■ Your task ■
Rewrite the lines below, changing every "piece-outline" to "outline-glyph" and keeping everything else the same. Omit the pictures from your answer.

(Data extracted from a collection)
- - - -
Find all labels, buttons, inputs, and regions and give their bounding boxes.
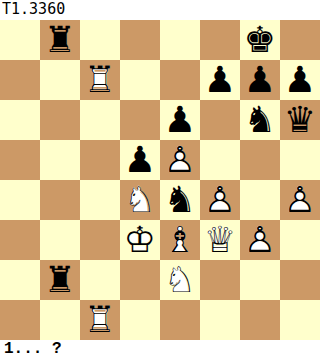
white-knight: ♞♘ <box>120 180 160 220</box>
black-queen: ♛ <box>280 100 320 140</box>
square-f8[interactable] <box>200 20 240 60</box>
square-g6[interactable]: ♞ <box>240 100 280 140</box>
square-f4[interactable]: ♟♙ <box>200 180 240 220</box>
square-h1[interactable] <box>280 300 320 340</box>
square-e6[interactable]: ♟ <box>160 100 200 140</box>
white-pawn: ♟♙ <box>200 180 240 220</box>
square-d2[interactable] <box>120 260 160 300</box>
square-d6[interactable] <box>120 100 160 140</box>
square-c6[interactable] <box>80 100 120 140</box>
piece-glyph: ♟ <box>120 140 160 180</box>
square-e3[interactable]: ♝♗ <box>160 220 200 260</box>
square-b7[interactable] <box>40 60 80 100</box>
piece-glyph: ♟ <box>200 60 240 100</box>
square-h2[interactable] <box>280 260 320 300</box>
square-e4[interactable]: ♞ <box>160 180 200 220</box>
square-h5[interactable] <box>280 140 320 180</box>
square-b8[interactable]: ♜ <box>40 20 80 60</box>
square-g1[interactable] <box>240 300 280 340</box>
white-rook: ♜♖ <box>80 60 120 100</box>
square-c4[interactable] <box>80 180 120 220</box>
piece-glyph: ♜ <box>40 20 80 60</box>
square-d5[interactable]: ♟ <box>120 140 160 180</box>
black-knight: ♞ <box>160 180 200 220</box>
square-a3[interactable] <box>0 220 40 260</box>
piece-glyph: ♟ <box>280 60 320 100</box>
square-c8[interactable] <box>80 20 120 60</box>
square-f2[interactable] <box>200 260 240 300</box>
white-rook: ♜♖ <box>80 300 120 340</box>
square-g2[interactable] <box>240 260 280 300</box>
square-d4[interactable]: ♞♘ <box>120 180 160 220</box>
piece-outline: ♘ <box>160 260 200 300</box>
piece-glyph: ♛ <box>280 100 320 140</box>
square-g5[interactable] <box>240 140 280 180</box>
square-a4[interactable] <box>0 180 40 220</box>
white-pawn: ♟♙ <box>240 220 280 260</box>
piece-outline: ♙ <box>200 180 240 220</box>
square-d8[interactable] <box>120 20 160 60</box>
square-a6[interactable] <box>0 100 40 140</box>
square-g7[interactable]: ♟ <box>240 60 280 100</box>
square-e2[interactable]: ♞♘ <box>160 260 200 300</box>
piece-outline: ♕ <box>200 220 240 260</box>
black-pawn: ♟ <box>200 60 240 100</box>
black-pawn: ♟ <box>240 60 280 100</box>
square-d7[interactable] <box>120 60 160 100</box>
square-b6[interactable] <box>40 100 80 140</box>
square-h7[interactable]: ♟ <box>280 60 320 100</box>
square-a1[interactable] <box>0 300 40 340</box>
square-e1[interactable] <box>160 300 200 340</box>
piece-outline: ♖ <box>80 300 120 340</box>
black-rook: ♜ <box>40 20 80 60</box>
square-c2[interactable] <box>80 260 120 300</box>
square-a8[interactable] <box>0 20 40 60</box>
black-rook: ♜ <box>40 260 80 300</box>
square-d3[interactable]: ♚♔ <box>120 220 160 260</box>
square-e7[interactable] <box>160 60 200 100</box>
square-f1[interactable] <box>200 300 240 340</box>
black-knight: ♞ <box>240 100 280 140</box>
square-b5[interactable] <box>40 140 80 180</box>
square-c7[interactable]: ♜♖ <box>80 60 120 100</box>
black-pawn: ♟ <box>160 100 200 140</box>
piece-glyph: ♞ <box>240 100 280 140</box>
white-bishop: ♝♗ <box>160 220 200 260</box>
piece-glyph: ♚ <box>240 20 280 60</box>
square-h6[interactable]: ♛ <box>280 100 320 140</box>
white-pawn: ♟♙ <box>160 140 200 180</box>
square-c3[interactable] <box>80 220 120 260</box>
piece-glyph: ♞ <box>160 180 200 220</box>
black-king: ♚ <box>240 20 280 60</box>
square-b4[interactable] <box>40 180 80 220</box>
white-knight: ♞♘ <box>160 260 200 300</box>
square-d1[interactable] <box>120 300 160 340</box>
square-f6[interactable] <box>200 100 240 140</box>
square-g3[interactable]: ♟♙ <box>240 220 280 260</box>
piece-glyph: ♟ <box>160 100 200 140</box>
piece-outline: ♖ <box>80 60 120 100</box>
piece-glyph: ♟ <box>240 60 280 100</box>
square-b3[interactable] <box>40 220 80 260</box>
square-c1[interactable]: ♜♖ <box>80 300 120 340</box>
square-a5[interactable] <box>0 140 40 180</box>
piece-outline: ♙ <box>240 220 280 260</box>
square-f5[interactable] <box>200 140 240 180</box>
square-e5[interactable]: ♟♙ <box>160 140 200 180</box>
piece-glyph: ♜ <box>40 260 80 300</box>
black-pawn: ♟ <box>120 140 160 180</box>
piece-outline: ♗ <box>160 220 200 260</box>
square-a7[interactable] <box>0 60 40 100</box>
square-g8[interactable]: ♚ <box>240 20 280 60</box>
white-queen: ♛♕ <box>200 220 240 260</box>
piece-outline: ♙ <box>280 180 320 220</box>
piece-outline: ♔ <box>120 220 160 260</box>
white-pawn: ♟♙ <box>280 180 320 220</box>
puzzle-title: T1.3360 <box>0 0 320 20</box>
square-h4[interactable]: ♟♙ <box>280 180 320 220</box>
square-h3[interactable] <box>280 220 320 260</box>
chess-board: ♜♚♜♖♟♟♟♟♞♛♟♟♙♞♘♞♟♙♟♙♚♔♝♗♛♕♟♙♜♞♘♜♖ <box>0 20 320 340</box>
square-f7[interactable]: ♟ <box>200 60 240 100</box>
square-e8[interactable] <box>160 20 200 60</box>
move-prompt: 1... ? <box>0 340 320 360</box>
square-c5[interactable] <box>80 140 120 180</box>
square-f3[interactable]: ♛♕ <box>200 220 240 260</box>
square-h8[interactable] <box>280 20 320 60</box>
black-pawn: ♟ <box>280 60 320 100</box>
square-b2[interactable]: ♜ <box>40 260 80 300</box>
square-a2[interactable] <box>0 260 40 300</box>
square-g4[interactable] <box>240 180 280 220</box>
piece-outline: ♘ <box>120 180 160 220</box>
white-king: ♚♔ <box>120 220 160 260</box>
piece-outline: ♙ <box>160 140 200 180</box>
square-b1[interactable] <box>40 300 80 340</box>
- - - -
■ Solution below ■
Find all labels, buttons, inputs, and regions and give their bounding boxes.
white-knight: ♞♘ <box>120 180 160 220</box>
black-queen: ♛ <box>280 100 320 140</box>
square-f8[interactable] <box>200 20 240 60</box>
square-g6[interactable]: ♞ <box>240 100 280 140</box>
square-f4[interactable]: ♟♙ <box>200 180 240 220</box>
square-h1[interactable] <box>280 300 320 340</box>
square-e6[interactable]: ♟ <box>160 100 200 140</box>
white-pawn: ♟♙ <box>200 180 240 220</box>
square-d2[interactable] <box>120 260 160 300</box>
square-d6[interactable] <box>120 100 160 140</box>
square-c6[interactable] <box>80 100 120 140</box>
piece-glyph: ♟ <box>120 140 160 180</box>
square-e3[interactable]: ♝♗ <box>160 220 200 260</box>
square-b7[interactable] <box>40 60 80 100</box>
piece-glyph: ♟ <box>200 60 240 100</box>
square-h2[interactable] <box>280 260 320 300</box>
square-e4[interactable]: ♞ <box>160 180 200 220</box>
square-h5[interactable] <box>280 140 320 180</box>
square-b8[interactable]: ♜ <box>40 20 80 60</box>
square-g1[interactable] <box>240 300 280 340</box>
white-rook: ♜♖ <box>80 60 120 100</box>
square-c4[interactable] <box>80 180 120 220</box>
piece-glyph: ♜ <box>40 20 80 60</box>
square-d5[interactable]: ♟ <box>120 140 160 180</box>
black-knight: ♞ <box>160 180 200 220</box>
square-a3[interactable] <box>0 220 40 260</box>
piece-glyph: ♟ <box>280 60 320 100</box>
square-c8[interactable] <box>80 20 120 60</box>
square-f2[interactable] <box>200 260 240 300</box>
white-rook: ♜♖ <box>80 300 120 340</box>
square-g2[interactable] <box>240 260 280 300</box>
square-d4[interactable]: ♞♘ <box>120 180 160 220</box>
outline-glyph: ♘ <box>160 260 200 300</box>
piece-glyph: ♛ <box>280 100 320 140</box>
square-g5[interactable] <box>240 140 280 180</box>
square-a4[interactable] <box>0 180 40 220</box>
white-pawn: ♟♙ <box>240 220 280 260</box>
outline-glyph: ♙ <box>200 180 240 220</box>
square-d8[interactable] <box>120 20 160 60</box>
square-a6[interactable] <box>0 100 40 140</box>
square-g7[interactable]: ♟ <box>240 60 280 100</box>
square-e2[interactable]: ♞♘ <box>160 260 200 300</box>
outline-glyph: ♕ <box>200 220 240 260</box>
black-pawn: ♟ <box>200 60 240 100</box>
black-pawn: ♟ <box>240 60 280 100</box>
square-d7[interactable] <box>120 60 160 100</box>
square-b6[interactable] <box>40 100 80 140</box>
square-h7[interactable]: ♟ <box>280 60 320 100</box>
square-a1[interactable] <box>0 300 40 340</box>
square-e1[interactable] <box>160 300 200 340</box>
outline-glyph: ♖ <box>80 300 120 340</box>
black-rook: ♜ <box>40 20 80 60</box>
square-c2[interactable] <box>80 260 120 300</box>
square-a8[interactable] <box>0 20 40 60</box>
black-rook: ♜ <box>40 260 80 300</box>
square-d3[interactable]: ♚♔ <box>120 220 160 260</box>
square-e7[interactable] <box>160 60 200 100</box>
square-f1[interactable] <box>200 300 240 340</box>
black-knight: ♞ <box>240 100 280 140</box>
square-b5[interactable] <box>40 140 80 180</box>
square-c7[interactable]: ♜♖ <box>80 60 120 100</box>
black-pawn: ♟ <box>160 100 200 140</box>
piece-glyph: ♞ <box>240 100 280 140</box>
white-bishop: ♝♗ <box>160 220 200 260</box>
piece-glyph: ♚ <box>240 20 280 60</box>
square-h6[interactable]: ♛ <box>280 100 320 140</box>
white-pawn: ♟♙ <box>160 140 200 180</box>
square-c3[interactable] <box>80 220 120 260</box>
piece-glyph: ♞ <box>160 180 200 220</box>
black-king: ♚ <box>240 20 280 60</box>
square-b4[interactable] <box>40 180 80 220</box>
white-knight: ♞♘ <box>160 260 200 300</box>
square-d1[interactable] <box>120 300 160 340</box>
square-f6[interactable] <box>200 100 240 140</box>
square-g3[interactable]: ♟♙ <box>240 220 280 260</box>
piece-glyph: ♟ <box>160 100 200 140</box>
outline-glyph: ♖ <box>80 60 120 100</box>
piece-glyph: ♟ <box>240 60 280 100</box>
square-b3[interactable] <box>40 220 80 260</box>
square-c1[interactable]: ♜♖ <box>80 300 120 340</box>
square-a5[interactable] <box>0 140 40 180</box>
outline-glyph: ♙ <box>240 220 280 260</box>
square-f5[interactable] <box>200 140 240 180</box>
square-e5[interactable]: ♟♙ <box>160 140 200 180</box>
piece-glyph: ♜ <box>40 260 80 300</box>
black-pawn: ♟ <box>120 140 160 180</box>
outline-glyph: ♗ <box>160 220 200 260</box>
square-a7[interactable] <box>0 60 40 100</box>
square-g8[interactable]: ♚ <box>240 20 280 60</box>
white-queen: ♛♕ <box>200 220 240 260</box>
outline-glyph: ♙ <box>280 180 320 220</box>
outline-glyph: ♔ <box>120 220 160 260</box>
white-pawn: ♟♙ <box>280 180 320 220</box>
puzzle-title: T1.3360 <box>0 0 320 20</box>
square-h4[interactable]: ♟♙ <box>280 180 320 220</box>
square-h3[interactable] <box>280 220 320 260</box>
chess-board: ♜♚♜♖♟♟♟♟♞♛♟♟♙♞♘♞♟♙♟♙♚♔♝♗♛♕♟♙♜♞♘♜♖ <box>0 20 320 340</box>
square-f7[interactable]: ♟ <box>200 60 240 100</box>
square-e8[interactable] <box>160 20 200 60</box>
move-prompt: 1... ? <box>0 340 320 360</box>
square-c5[interactable] <box>80 140 120 180</box>
square-f3[interactable]: ♛♕ <box>200 220 240 260</box>
square-h8[interactable] <box>280 20 320 60</box>
black-pawn: ♟ <box>280 60 320 100</box>
square-b2[interactable]: ♜ <box>40 260 80 300</box>
square-a2[interactable] <box>0 260 40 300</box>
square-g4[interactable] <box>240 180 280 220</box>
outline-glyph: ♘ <box>120 180 160 220</box>
white-king: ♚♔ <box>120 220 160 260</box>
outline-glyph: ♙ <box>160 140 200 180</box>
square-b1[interactable] <box>40 300 80 340</box>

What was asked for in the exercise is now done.